- Brief
Quote the entries word for word. Omit the pictures.

[Stored data entries]
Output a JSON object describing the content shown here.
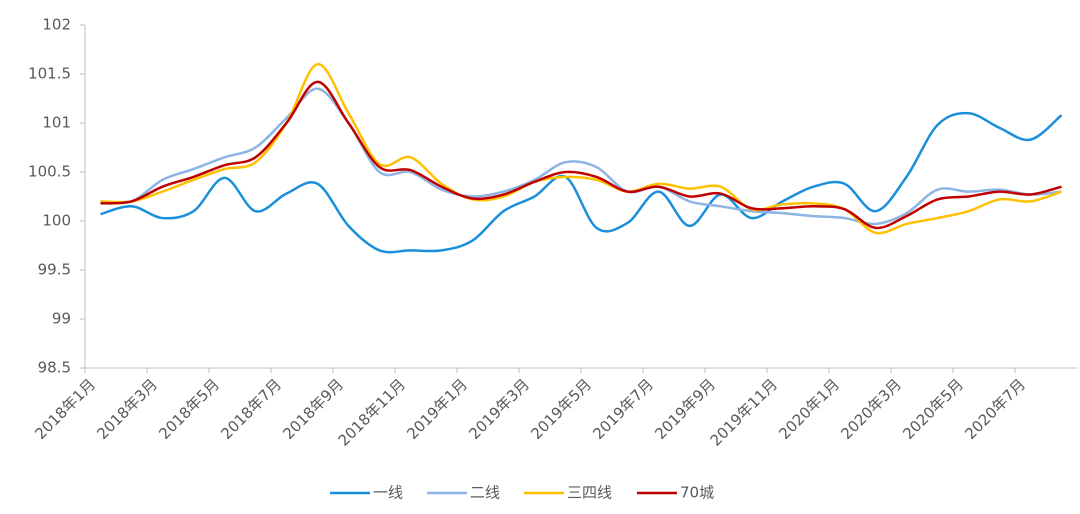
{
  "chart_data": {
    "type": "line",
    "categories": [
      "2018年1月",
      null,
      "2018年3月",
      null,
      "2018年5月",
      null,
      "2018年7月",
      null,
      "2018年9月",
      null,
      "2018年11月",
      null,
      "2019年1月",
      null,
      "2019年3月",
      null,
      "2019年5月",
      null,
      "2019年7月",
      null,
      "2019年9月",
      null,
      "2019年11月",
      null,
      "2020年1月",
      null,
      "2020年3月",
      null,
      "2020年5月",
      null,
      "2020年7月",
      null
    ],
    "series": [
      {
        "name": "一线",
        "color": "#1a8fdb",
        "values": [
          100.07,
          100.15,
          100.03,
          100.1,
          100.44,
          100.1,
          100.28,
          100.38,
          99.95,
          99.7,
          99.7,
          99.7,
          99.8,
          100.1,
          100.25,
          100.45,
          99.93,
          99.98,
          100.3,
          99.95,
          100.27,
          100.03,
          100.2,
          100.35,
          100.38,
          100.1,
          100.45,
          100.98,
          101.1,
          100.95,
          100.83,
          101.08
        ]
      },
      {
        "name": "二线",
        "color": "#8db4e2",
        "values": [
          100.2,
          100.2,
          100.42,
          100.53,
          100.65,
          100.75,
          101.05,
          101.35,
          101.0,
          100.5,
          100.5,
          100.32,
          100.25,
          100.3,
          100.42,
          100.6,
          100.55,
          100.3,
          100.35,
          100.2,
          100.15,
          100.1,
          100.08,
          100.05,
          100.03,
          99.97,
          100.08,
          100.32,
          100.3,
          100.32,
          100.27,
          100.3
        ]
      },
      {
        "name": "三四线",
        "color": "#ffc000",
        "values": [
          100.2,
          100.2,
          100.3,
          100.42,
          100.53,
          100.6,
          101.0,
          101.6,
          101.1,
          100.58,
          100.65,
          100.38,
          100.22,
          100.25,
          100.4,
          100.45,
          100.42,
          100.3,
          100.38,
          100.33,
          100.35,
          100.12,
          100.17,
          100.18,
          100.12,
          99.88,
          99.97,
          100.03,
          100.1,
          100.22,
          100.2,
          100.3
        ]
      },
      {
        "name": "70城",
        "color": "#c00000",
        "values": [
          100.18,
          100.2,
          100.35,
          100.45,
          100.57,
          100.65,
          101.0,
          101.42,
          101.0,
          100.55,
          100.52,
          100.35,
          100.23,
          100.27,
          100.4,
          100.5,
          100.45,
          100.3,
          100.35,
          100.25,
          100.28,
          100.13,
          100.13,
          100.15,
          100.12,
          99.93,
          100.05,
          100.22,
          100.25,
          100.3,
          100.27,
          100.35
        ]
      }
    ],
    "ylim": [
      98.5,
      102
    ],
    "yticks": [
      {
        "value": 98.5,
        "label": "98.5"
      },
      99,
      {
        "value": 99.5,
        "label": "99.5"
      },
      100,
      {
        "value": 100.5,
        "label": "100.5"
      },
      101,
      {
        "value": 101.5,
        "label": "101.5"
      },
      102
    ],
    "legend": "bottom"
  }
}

- Written answer
Output a JSON object describing the content shown here.
{
  "chart_data": {
    "type": "line",
    "categories": [
      "2018年1月",
      null,
      "2018年3月",
      null,
      "2018年5月",
      null,
      "2018年7月",
      null,
      "2018年9月",
      null,
      "2018年11月",
      null,
      "2019年1月",
      null,
      "2019年3月",
      null,
      "2019年5月",
      null,
      "2019年7月",
      null,
      "2019年9月",
      null,
      "2019年11月",
      null,
      "2020年1月",
      null,
      "2020年3月",
      null,
      "2020年5月",
      null,
      "2020年7月",
      null
    ],
    "series": [
      {
        "name": "一线",
        "color": "#1a8fdb",
        "values": [
          100.07,
          100.15,
          100.03,
          100.1,
          100.44,
          100.1,
          100.28,
          100.38,
          99.95,
          99.7,
          99.7,
          99.7,
          99.8,
          100.1,
          100.25,
          100.45,
          99.93,
          99.98,
          100.3,
          99.95,
          100.27,
          100.03,
          100.2,
          100.35,
          100.38,
          100.1,
          100.45,
          100.98,
          101.1,
          100.95,
          100.83,
          101.08
        ]
      },
      {
        "name": "二线",
        "color": "#8db4e2",
        "values": [
          100.2,
          100.2,
          100.42,
          100.53,
          100.65,
          100.75,
          101.05,
          101.35,
          101.0,
          100.5,
          100.5,
          100.32,
          100.25,
          100.3,
          100.42,
          100.6,
          100.55,
          100.3,
          100.35,
          100.2,
          100.15,
          100.1,
          100.08,
          100.05,
          100.03,
          99.97,
          100.08,
          100.32,
          100.3,
          100.32,
          100.27,
          100.3
        ]
      },
      {
        "name": "三四线",
        "color": "#ffc000",
        "values": [
          100.2,
          100.2,
          100.3,
          100.42,
          100.53,
          100.6,
          101.0,
          101.6,
          101.1,
          100.58,
          100.65,
          100.38,
          100.22,
          100.25,
          100.4,
          100.45,
          100.42,
          100.3,
          100.38,
          100.33,
          100.35,
          100.12,
          100.17,
          100.18,
          100.12,
          99.88,
          99.97,
          100.03,
          100.1,
          100.22,
          100.2,
          100.3
        ]
      },
      {
        "name": "70城",
        "color": "#c00000",
        "values": [
          100.18,
          100.2,
          100.35,
          100.45,
          100.57,
          100.65,
          101.0,
          101.42,
          101.0,
          100.55,
          100.52,
          100.35,
          100.23,
          100.27,
          100.4,
          100.5,
          100.45,
          100.3,
          100.35,
          100.25,
          100.28,
          100.13,
          100.13,
          100.15,
          100.12,
          99.93,
          100.05,
          100.22,
          100.25,
          100.3,
          100.27,
          100.35
        ]
      }
    ],
    "ylim": [
      98.5,
      102
    ],
    "yticks": [
      {
        "value": 98.5,
        "label": "98.5"
      },
      99,
      {
        "value": 99.5,
        "label": "99.5"
      },
      100,
      {
        "value": 100.5,
        "label": "100.5"
      },
      101,
      {
        "value": 101.5,
        "label": "101.5"
      },
      102
    ],
    "legend": "bottom"
  }
}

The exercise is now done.